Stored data
..........

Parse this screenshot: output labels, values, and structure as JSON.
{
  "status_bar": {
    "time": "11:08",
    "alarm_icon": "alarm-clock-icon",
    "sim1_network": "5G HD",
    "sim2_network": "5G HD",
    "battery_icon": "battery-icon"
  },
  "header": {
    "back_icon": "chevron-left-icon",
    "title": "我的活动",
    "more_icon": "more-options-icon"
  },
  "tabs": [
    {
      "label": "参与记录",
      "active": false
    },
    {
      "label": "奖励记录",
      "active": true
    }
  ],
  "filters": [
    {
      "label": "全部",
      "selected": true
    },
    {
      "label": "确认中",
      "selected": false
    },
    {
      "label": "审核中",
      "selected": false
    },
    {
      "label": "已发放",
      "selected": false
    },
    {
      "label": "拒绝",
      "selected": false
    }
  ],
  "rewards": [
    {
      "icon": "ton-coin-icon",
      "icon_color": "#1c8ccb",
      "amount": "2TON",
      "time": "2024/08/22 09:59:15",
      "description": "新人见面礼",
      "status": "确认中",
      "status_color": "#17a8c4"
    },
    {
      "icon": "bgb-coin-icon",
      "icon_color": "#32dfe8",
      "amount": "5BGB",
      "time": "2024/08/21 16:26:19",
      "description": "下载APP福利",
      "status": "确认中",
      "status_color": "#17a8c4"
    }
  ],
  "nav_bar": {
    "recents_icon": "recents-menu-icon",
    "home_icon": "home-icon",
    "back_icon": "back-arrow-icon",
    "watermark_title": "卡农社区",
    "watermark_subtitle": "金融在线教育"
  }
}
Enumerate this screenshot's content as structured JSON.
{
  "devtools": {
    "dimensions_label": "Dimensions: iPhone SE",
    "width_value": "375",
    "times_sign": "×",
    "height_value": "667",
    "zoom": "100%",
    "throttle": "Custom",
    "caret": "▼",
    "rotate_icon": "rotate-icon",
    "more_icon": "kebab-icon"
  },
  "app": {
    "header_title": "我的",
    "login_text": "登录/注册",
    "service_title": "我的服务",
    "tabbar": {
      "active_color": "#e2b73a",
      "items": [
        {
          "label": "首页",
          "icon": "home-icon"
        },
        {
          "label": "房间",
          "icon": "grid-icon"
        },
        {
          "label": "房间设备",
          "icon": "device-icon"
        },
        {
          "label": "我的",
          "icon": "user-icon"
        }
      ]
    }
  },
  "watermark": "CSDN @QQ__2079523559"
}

..........

§ **Exercise objective**
Give again the lines from the line holding "Enumerate this screenshot's" through the close of the listing, both included, exactly as written and with nothing else.

§ **Expected answer**
Enumerate this screenshot's content as structured JSON.
{
  "devtools": {
    "dimensions_label": "Dimensions: iPhone SE",
    "width_value": "375",
    "times_sign": "×",
    "height_value": "667",
    "zoom": "100%",
    "throttle": "Custom",
    "caret": "▼",
    "rotate_icon": "rotate-icon",
    "more_icon": "kebab-icon"
  },
  "app": {
    "header_title": "我的",
    "login_text": "登录/注册",
    "service_title": "我的服务",
    "tabbar": {
      "active_color": "#e2b73a",
      "items": [
        {
          "label": "首页",
          "icon": "home-icon"
        },
        {
          "label": "房间",
          "icon": "grid-icon"
        },
        {
          "label": "房间设备",
          "icon": "device-icon"
        },
        {
          "label": "我的",
          "icon": "user-icon"
        }
      ]
    }
  },
  "watermark": "CSDN @QQ__2079523559"
}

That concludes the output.